** begin **

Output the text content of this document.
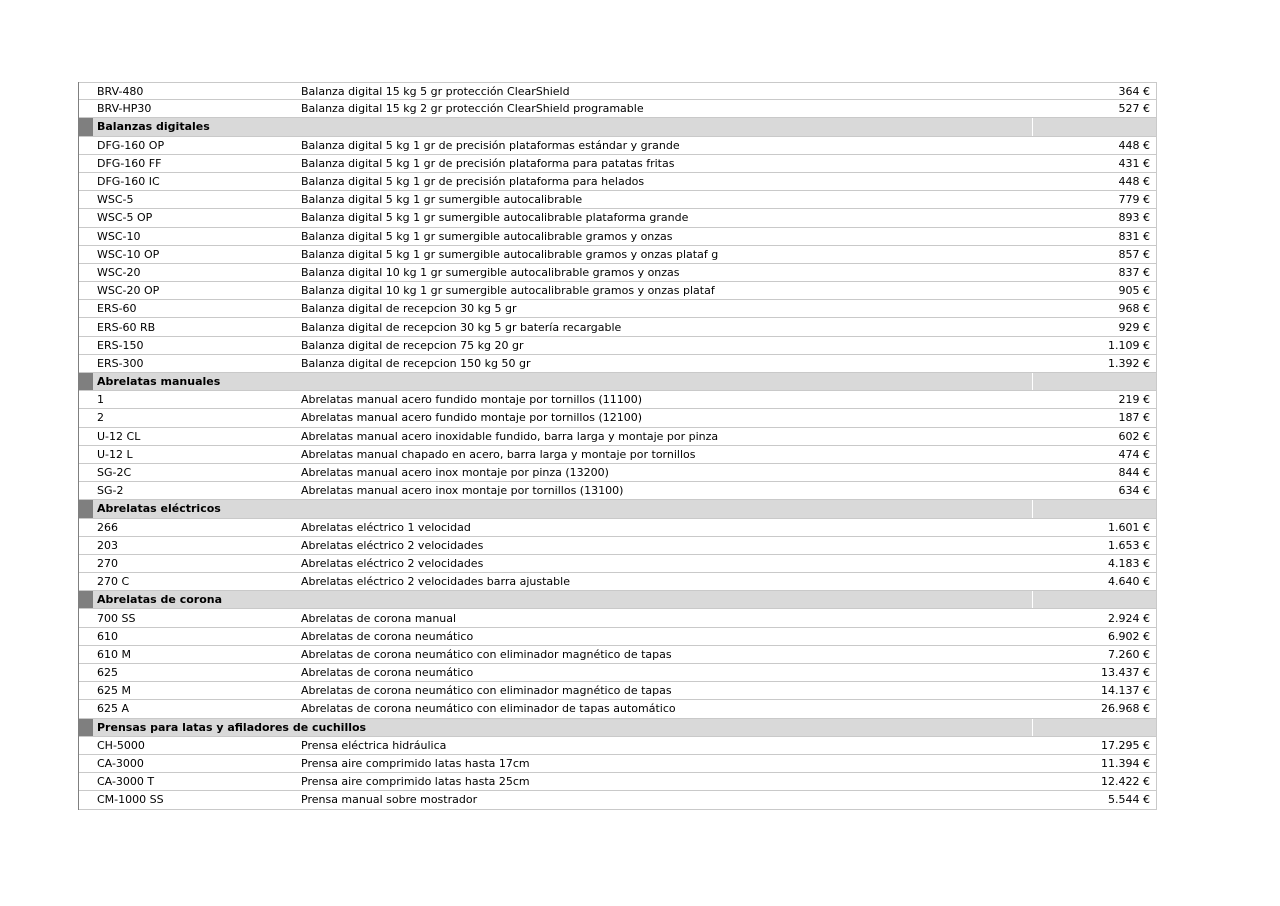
BRV-480	Balanza digital 15 kg 5 gr protección ClearShield	364 €
BRV-HP30	Balanza digital 15 kg 2 gr protección ClearShield programable	527 €
Balanzas digitales
DFG-160 OP	Balanza digital 5 kg 1 gr de precisión plataformas estándar y grande	448 €
DFG-160 FF	Balanza digital 5 kg 1 gr de precisión plataforma para patatas fritas	431 €
DFG-160 IC	Balanza digital 5 kg 1 gr de precisión plataforma para helados	448 €
WSC-5	Balanza digital 5 kg 1 gr sumergible autocalibrable	779 €
WSC-5 OP	Balanza digital 5 kg 1 gr sumergible autocalibrable plataforma grande	893 €
WSC-10	Balanza digital 5 kg 1 gr sumergible autocalibrable gramos y onzas	831 €
WSC-10 OP	Balanza digital 5 kg 1 gr sumergible autocalibrable gramos y onzas plataf g	857 €
WSC-20	Balanza digital 10 kg 1 gr sumergible autocalibrable gramos y onzas	837 €
WSC-20 OP	Balanza digital 10 kg 1 gr sumergible autocalibrable gramos y onzas plataf	905 €
ERS-60	Balanza digital de recepcion 30 kg 5 gr	968 €
ERS-60 RB	Balanza digital de recepcion 30 kg 5 gr batería recargable	929 €
ERS-150	Balanza digital de recepcion 75 kg 20 gr	1.109 €
ERS-300	Balanza digital de recepcion 150 kg 50 gr	1.392 €
Abrelatas manuales
1	Abrelatas manual acero fundido montaje por tornillos (11100)	219 €
2	Abrelatas manual acero fundido montaje por tornillos (12100)	187 €
U-12 CL	Abrelatas manual acero inoxidable fundido, barra larga y montaje por pinza	602 €
U-12 L	Abrelatas manual chapado en acero, barra larga y montaje por tornillos	474 €
SG-2C	Abrelatas manual acero inox montaje por pinza (13200)	844 €
SG-2	Abrelatas manual acero inox montaje por tornillos (13100)	634 €
Abrelatas eléctricos
266	Abrelatas eléctrico 1 velocidad	1.601 €
203	Abrelatas eléctrico 2 velocidades	1.653 €
270	Abrelatas eléctrico 2 velocidades	4.183 €
270 C	Abrelatas eléctrico 2 velocidades barra ajustable	4.640 €
Abrelatas de corona
700 SS	Abrelatas de corona manual	2.924 €
610	Abrelatas de corona neumático	6.902 €
610 M	Abrelatas de corona neumático con eliminador magnético de tapas	7.260 €
625	Abrelatas de corona neumático	13.437 €
625 M	Abrelatas de corona neumático con eliminador magnético de tapas	14.137 €
625 A	Abrelatas de corona neumático con eliminador de tapas automático	26.968 €
Prensas para latas y afiladores de cuchillos
CH-5000	Prensa eléctrica hidráulica	17.295 €
CA-3000	Prensa aire comprimido latas hasta 17cm	11.394 €
CA-3000 T	Prensa aire comprimido latas hasta 25cm	12.422 €
CM-1000 SS	Prensa manual sobre mostrador	5.544 €
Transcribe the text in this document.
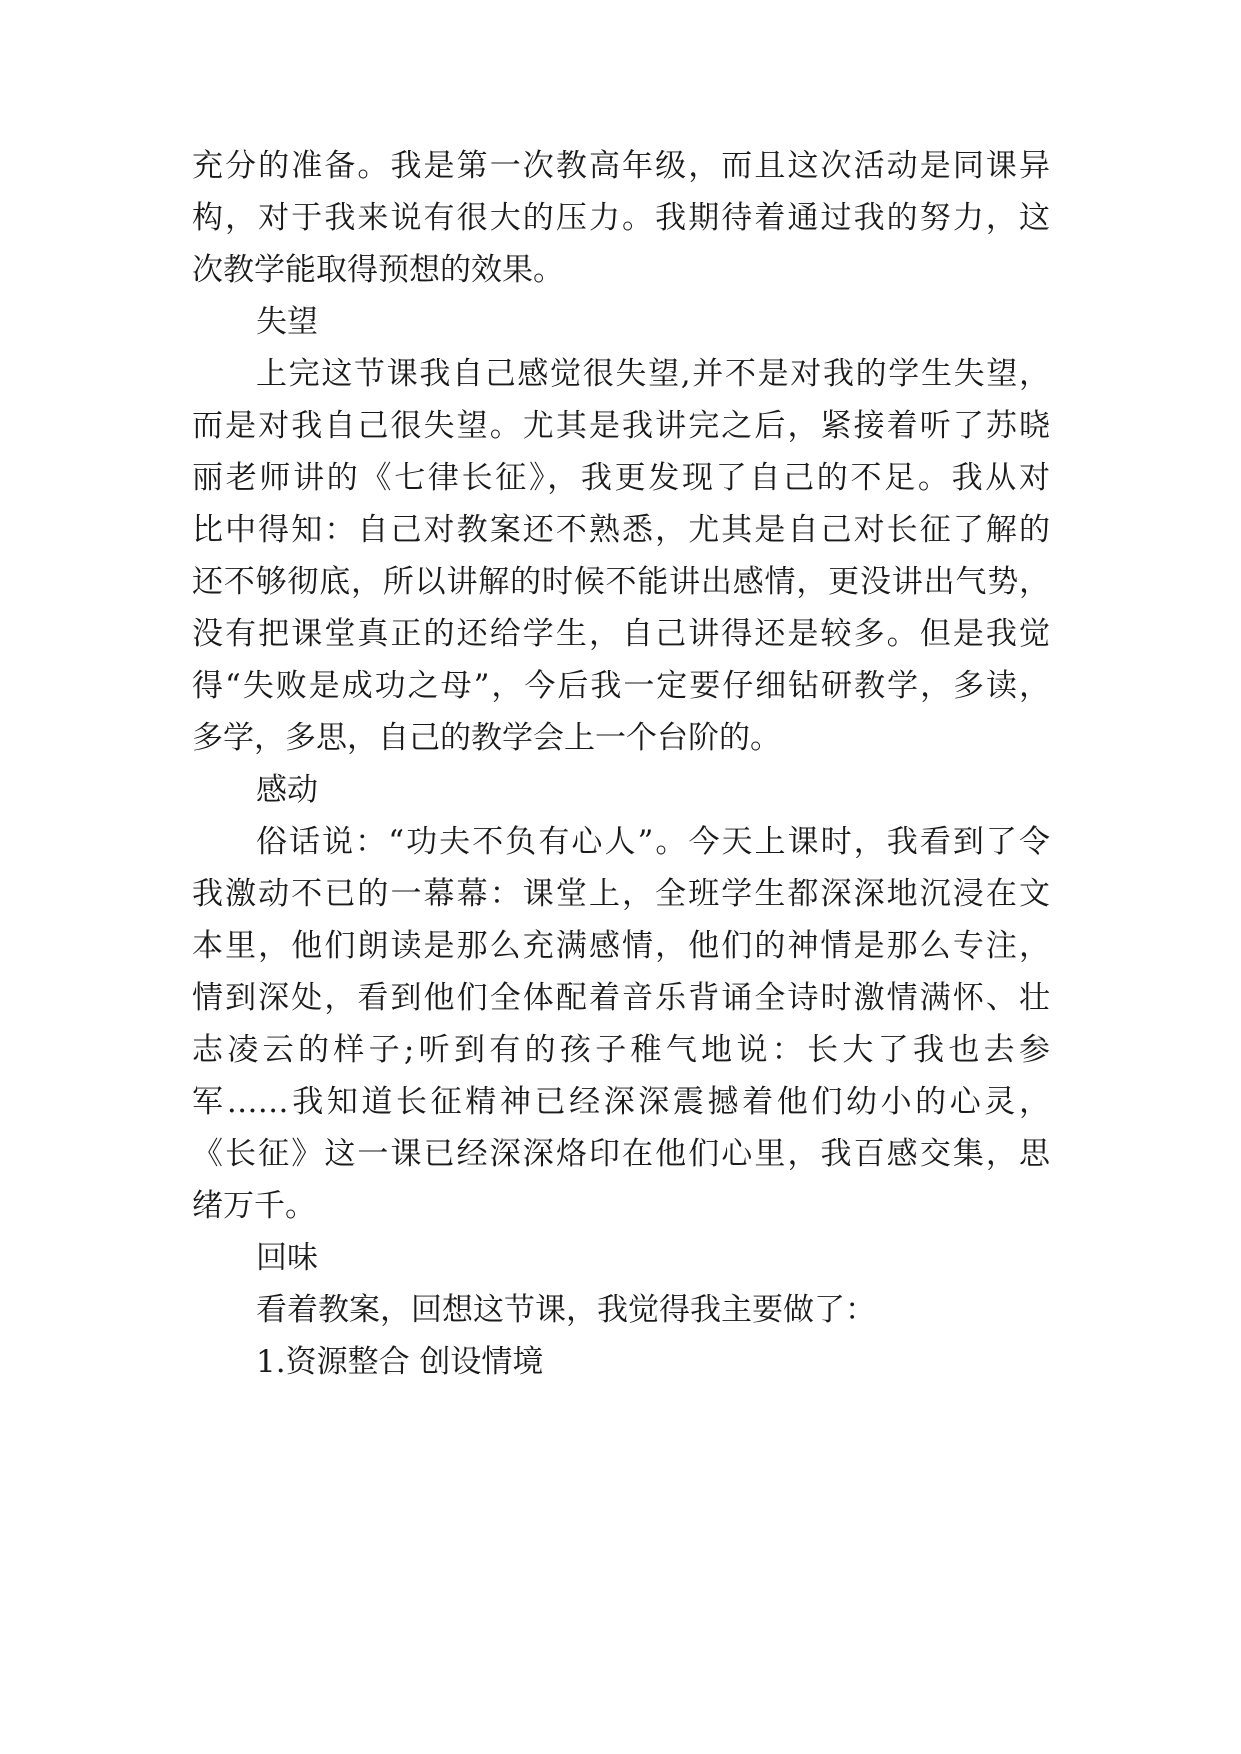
充分的准备。我是第一次教高年级，而且这次活动是同课异
构，对于我来说有很大的压力。我期待着通过我的努力，这
次教学能取得预想的效果。
失望
上完这节课我自己感觉很失望,并不是对我的学生失望，
而是对我自己很失望。尤其是我讲完之后，紧接着听了苏晓
丽老师讲的《七律长征》，我更发现了自己的不足。我从对
比中得知：自己对教案还不熟悉，尤其是自己对长征了解的
还不够彻底，所以讲解的时候不能讲出感情，更没讲出气势，
没有把课堂真正的还给学生，自己讲得还是较多。但是我觉
得“失败是成功之母”，今后我一定要仔细钻研教学，多读，
多学，多思，自己的教学会上一个台阶的。
感动
俗话说：“功夫不负有心人”。今天上课时，我看到了令
我激动不已的一幕幕：课堂上，全班学生都深深地沉浸在文
本里，他们朗读是那么充满感情，他们的神情是那么专注，
情到深处，看到他们全体配着音乐背诵全诗时激情满怀、壮
志凌云的样子;听到有的孩子稚气地说：长大了我也去参
军……我知道长征精神已经深深震撼着他们幼小的心灵，
《长征》这一课已经深深烙印在他们心里，我百感交集，思
绪万千。
回味
看着教案，回想这节课，我觉得我主要做了：
1.资源整合 创设情境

** end **

#### WHAT THIS TASK INVOLVES:
Whenever "aire" turns up in a line, pick that line out.

#### FULL ANSWER:
CA-3000	Prensa aire comprimido latas hasta 17cm	11.394 €
CA-3000 T	Prensa aire comprimido latas hasta 25cm	12.422 €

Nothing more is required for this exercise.